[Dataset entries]
####################
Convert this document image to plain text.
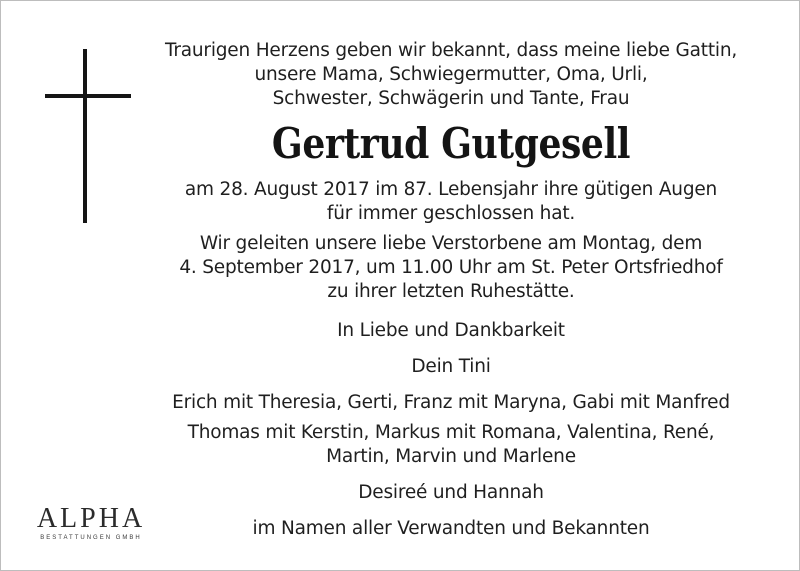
Traurigen Herzens geben wir bekannt, dass meine liebe Gattin,

unsere Mama, Schwiegermutter, Oma, Urli,

Schwester, Schwägerin und Tante, Frau

Gertrud Gutgesell

am 28. August 2017 im 87. Lebensjahr ihre gütigen Augen

für immer geschlossen hat.

Wir geleiten unsere liebe Verstorbene am Montag, dem

4. September 2017, um 11.00 Uhr am St. Peter Ortsfriedhof

zu ihrer letzten Ruhestätte.

In Liebe und Dankbarkeit

Dein Tini

Erich mit Theresia, Gerti, Franz mit Maryna, Gabi mit Manfred

Thomas mit Kerstin, Markus mit Romana, Valentina, René,

Martin, Marvin und Marlene

Desireé und Hannah

im Namen aller Verwandten und Bekannten

ALPHA
BESTATTUNGEN GMBH
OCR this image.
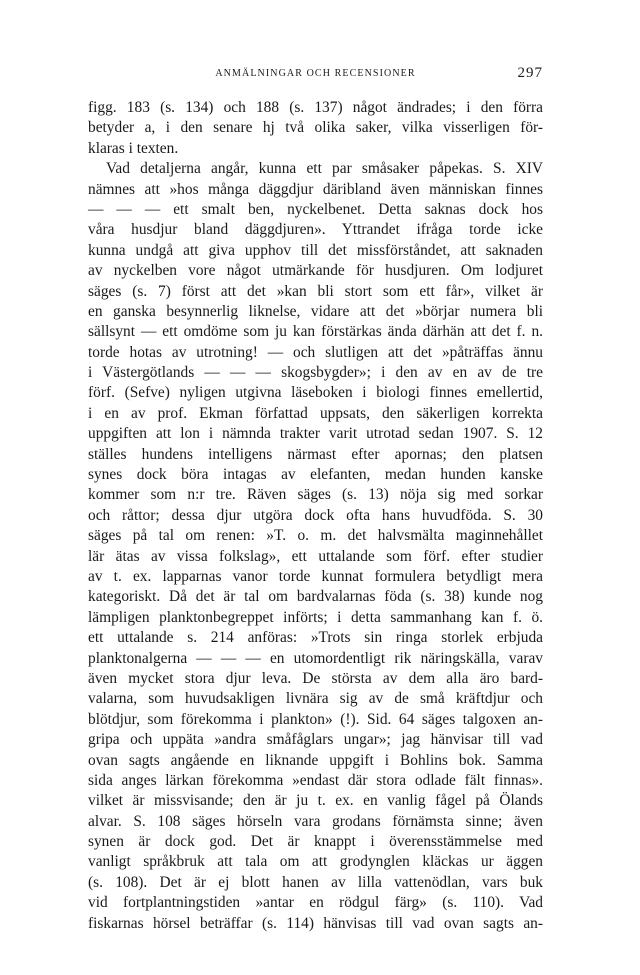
ANMÄLNINGAR OCH RECENSIONER	297
figg. 183 (s. 134) och 188 (s. 137) något ändrades; i den förra
betyder a, i den senare hj två olika saker, vilka visserligen för-
klaras i texten.
Vad detaljerna angår, kunna ett par småsaker påpekas. S. XIV
nämnes att »hos många däggdjur däribland även människan finnes
— — — ett smalt ben, nyckelbenet. Detta saknas dock hos
våra husdjur bland däggdjuren». Yttrandet ifråga torde icke
kunna undgå att giva upphov till det missförståndet, att saknaden
av nyckelben vore något utmärkande för husdjuren. Om lodjuret
säges (s. 7) först att det »kan bli stort som ett får», vilket är
en ganska besynnerlig liknelse, vidare att det »börjar numera bli
sällsynt — ett omdöme som ju kan förstärkas ända därhän att det f. n.
torde hotas av utrotning! — och slutligen att det »påträffas ännu
i Västergötlands — — — skogsbygder»; i den av en av de tre
förf. (Sefve) nyligen utgivna läseboken i biologi finnes emellertid,
i en av prof. Ekman författad uppsats, den säkerligen korrekta
uppgiften att lon i nämnda trakter varit utrotad sedan 1907. S. 12
ställes hundens intelligens närmast efter apornas; den platsen
synes dock böra intagas av elefanten, medan hunden kanske
kommer som n:r tre. Räven säges (s. 13) nöja sig med sorkar
och råttor; dessa djur utgöra dock ofta hans huvudföda. S. 30
säges på tal om renen: »T. o. m. det halvsmälta maginnehållet
lär ätas av vissa folkslag», ett uttalande som förf. efter studier
av t. ex. lapparnas vanor torde kunnat formulera betydligt mera
kategoriskt. Då det är tal om bardvalarnas föda (s. 38) kunde nog
lämpligen planktonbegreppet införts; i detta sammanhang kan f. ö.
ett uttalande s. 214 anföras: »Trots sin ringa storlek erbjuda
planktonalgerna — — — en utomordentligt rik näringskälla, varav
även mycket stora djur leva. De största av dem alla äro bard-
valarna, som huvudsakligen livnära sig av de små kräftdjur och
blötdjur, som förekomma i plankton» (!). Sid. 64 säges talgoxen an-
gripa och uppäta »andra småfåglars ungar»; jag hänvisar till vad
ovan sagts angående en liknande uppgift i Bohlins bok. Samma
sida anges lärkan förekomma »endast där stora odlade fält finnas».
vilket är missvisande; den är ju t. ex. en vanlig fågel på Ölands
alvar. S. 108 säges hörseln vara grodans förnämsta sinne; även
synen är dock god. Det är knappt i överensstämmelse med
vanligt språkbruk att tala om att grodynglen kläckas ur äggen
(s. 108). Det är ej blott hanen av lilla vattenödlan, vars buk
vid fortplantningstiden »antar en rödgul färg» (s. 110). Vad
fiskarnas hörsel beträffar (s. 114) hänvisas till vad ovan sagts an-
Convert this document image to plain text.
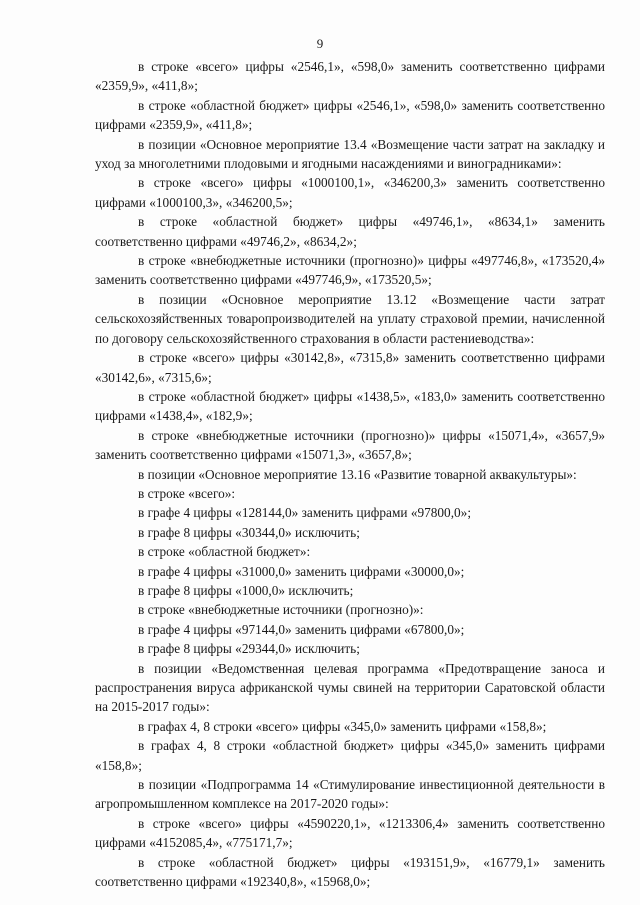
9

в строке «всего» цифры «2546,1», «598,0» заменить соответственно цифрами «2359,9», «411,8»;

в строке «областной бюджет» цифры «2546,1», «598,0» заменить соответственно цифрами «2359,9», «411,8»;

в позиции «Основное мероприятие 13.4 «Возмещение части затрат на закладку и уход за многолетними плодовыми и ягодными насаждениями и виноградниками»:

в строке «всего» цифры «1000100,1», «346200,3» заменить соответственно цифрами «1000100,3», «346200,5»;

в строке «областной бюджет» цифры «49746,1», «8634,1» заменить соответственно цифрами «49746,2», «8634,2»;

в строке «внебюджетные источники (прогнозно)» цифры «497746,8», «173520,4» заменить соответственно цифрами «497746,9», «173520,5»;

в позиции «Основное мероприятие 13.12 «Возмещение части затрат сельскохозяйственных товаропроизводителей на уплату страховой премии, начисленной по договору сельскохозяйственного страхования в области растениеводства»:

в строке «всего» цифры «30142,8», «7315,8» заменить соответственно цифрами «30142,6», «7315,6»;

в строке «областной бюджет» цифры «1438,5», «183,0» заменить соответственно цифрами «1438,4», «182,9»;

в строке «внебюджетные источники (прогнозно)» цифры «15071,4», «3657,9» заменить соответственно цифрами «15071,3», «3657,8»;

в позиции «Основное мероприятие 13.16 «Развитие товарной аквакультуры»:

в строке «всего»:

в графе 4 цифры «128144,0» заменить цифрами «97800,0»;

в графе 8 цифры «30344,0» исключить;

в строке «областной бюджет»:

в графе 4 цифры «31000,0» заменить цифрами «30000,0»;

в графе 8 цифры «1000,0» исключить;

в строке «внебюджетные источники (прогнозно)»:

в графе 4 цифры «97144,0» заменить цифрами «67800,0»;

в графе 8 цифры «29344,0» исключить;

в позиции «Ведомственная целевая программа «Предотвращение заноса и распространения вируса африканской чумы свиней на территории Саратовской области на 2015-2017 годы»:

в графах 4, 8 строки «всего» цифры «345,0» заменить цифрами «158,8»;

в графах 4, 8 строки «областной бюджет» цифры «345,0» заменить цифрами «158,8»;

в позиции «Подпрограмма 14 «Стимулирование инвестиционной деятельности в агропромышленном комплексе на 2017-2020 годы»:

в строке «всего» цифры «4590220,1», «1213306,4» заменить соответственно цифрами «4152085,4», «775171,7»;

в строке «областной бюджет» цифры «193151,9», «16779,1» заменить соответственно цифрами «192340,8», «15968,0»;
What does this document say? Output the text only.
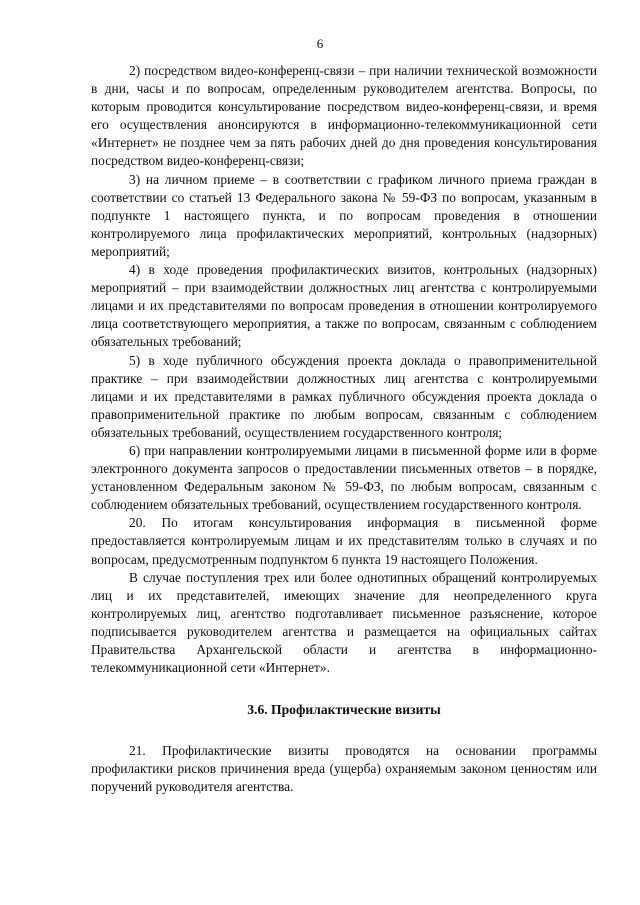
6

2) посредством видео-конференц-связи – при наличии технической возможности в дни, часы и по вопросам, определенным руководителем агентства. Вопросы, по которым проводится консультирование посредством видео-конференц-связи, и время его осуществления анонсируются в информационно-телекоммуникационной сети «Интернет» не позднее чем за пять рабочих дней до дня проведения консультирования посредством видео-конференц-связи;

3) на личном приеме – в соответствии с графиком личного приема граждан в соответствии со статьей 13 Федерального закона № 59-ФЗ по вопросам, указанным в подпункте 1 настоящего пункта, и по вопросам проведения в отношении контролируемого лица профилактических мероприятий, контрольных (надзорных) мероприятий;

4) в ходе проведения профилактических визитов, контрольных (надзорных) мероприятий – при взаимодействии должностных лиц агентства с контролируемыми лицами и их представителями по вопросам проведения в отношении контролируемого лица соответствующего мероприятия, а также по вопросам, связанным с соблюдением обязательных требований;

5) в ходе публичного обсуждения проекта доклада о правоприменительной практике – при взаимодействии должностных лиц агентства с контролируемыми лицами и их представителями в рамках публичного обсуждения проекта доклада о правоприменительной практике по любым вопросам, связанным с соблюдением обязательных требований, осуществлением государственного контроля;

6) при направлении контролируемыми лицами в письменной форме или в форме электронного документа запросов о предоставлении письменных ответов – в порядке, установленном Федеральным законом № 59-ФЗ, по любым вопросам, связанным с соблюдением обязательных требований, осуществлением государственного контроля.

20. По итогам консультирования информация в письменной форме предоставляется контролируемым лицам и их представителям только в случаях и по вопросам, предусмотренным подпунктом 6 пункта 19 настоящего Положения.

В случае поступления трех или более однотипных обращений контролируемых лиц и их представителей, имеющих значение для неопределенного круга контролируемых лиц, агентство подготавливает письменное разъяснение, которое подписывается руководителем агентства и размещается на официальных сайтах Правительства Архангельской области и агентства в информационно-телекоммуникационной сети «Интернет».

3.6. Профилактические визиты

21. Профилактические визиты проводятся на основании программы профилактики рисков причинения вреда (ущерба) охраняемым законом ценностям или поручений руководителя агентства.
####################
Check each line of the records for "unsere" and copy the ones that contain it.

unsere Mama, Schwiegermutter, Oma, Urli,
Wir geleiten unsere liebe Verstorbene am Montag, dem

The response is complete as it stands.